[CHALLENGE] Skip the pictures and extract all of the lines exactly as written.

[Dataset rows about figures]

-=-=-=-=-

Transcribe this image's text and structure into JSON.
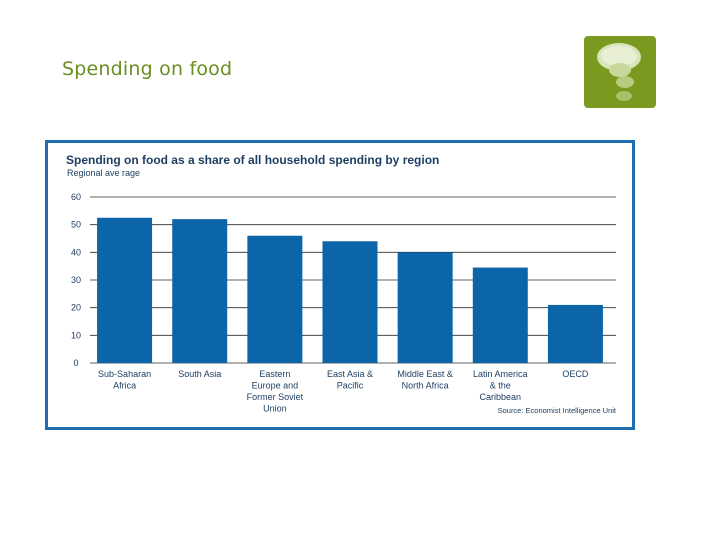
{
  "slide": {
    "title": "Spending on food"
  },
  "logo": {
    "icon": "speech-bubble-icon",
    "background": "#7a9a1f"
  },
  "chart_data": {
    "type": "bar",
    "title": "Spending on food as a share of all household spending by region",
    "subtitle": "Regional ave rage",
    "source": "Source: Economist Intelligence Unit",
    "xlabel": "",
    "ylabel": "",
    "ylim": [
      0,
      60
    ],
    "yticks": [
      0,
      10,
      20,
      30,
      40,
      50,
      60
    ],
    "grid": true,
    "bar_color": "#0b65a8",
    "frame_color": "#1f6fb0",
    "categories": [
      [
        "Sub-Saharan",
        "Africa"
      ],
      [
        "South Asia"
      ],
      [
        "Eastern",
        "Europe and",
        "Former Soviet",
        "Union"
      ],
      [
        "East Asia &",
        "Pacific"
      ],
      [
        "Middle East &",
        "North Africa"
      ],
      [
        "Latin America",
        "& the",
        "Caribbean"
      ],
      [
        "OECD"
      ]
    ],
    "values": [
      52.5,
      52,
      46,
      44,
      40,
      34.5,
      21
    ]
  }
}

-=-=-=-=-

[SOLUTION TO THIS PROBLEM]
Transcribe this image's text and structure into JSON.
{
  "slide": {
    "title": "Spending on food"
  },
  "logo": {
    "icon": "speech-bubble-icon",
    "background": "#7a9a1f"
  },
  "chart_data": {
    "type": "bar",
    "title": "Spending on food as a share of all household spending by region",
    "subtitle": "Regional ave rage",
    "source": "Source: Economist Intelligence Unit",
    "xlabel": "",
    "ylabel": "",
    "ylim": [
      0,
      60
    ],
    "yticks": [
      0,
      10,
      20,
      30,
      40,
      50,
      60
    ],
    "grid": true,
    "bar_color": "#0b65a8",
    "frame_color": "#1f6fb0",
    "categories": [
      [
        "Sub-Saharan",
        "Africa"
      ],
      [
        "South Asia"
      ],
      [
        "Eastern",
        "Europe and",
        "Former Soviet",
        "Union"
      ],
      [
        "East Asia &",
        "Pacific"
      ],
      [
        "Middle East &",
        "North Africa"
      ],
      [
        "Latin America",
        "& the",
        "Caribbean"
      ],
      [
        "OECD"
      ]
    ],
    "values": [
      52.5,
      52,
      46,
      44,
      40,
      34.5,
      21
    ]
  }
}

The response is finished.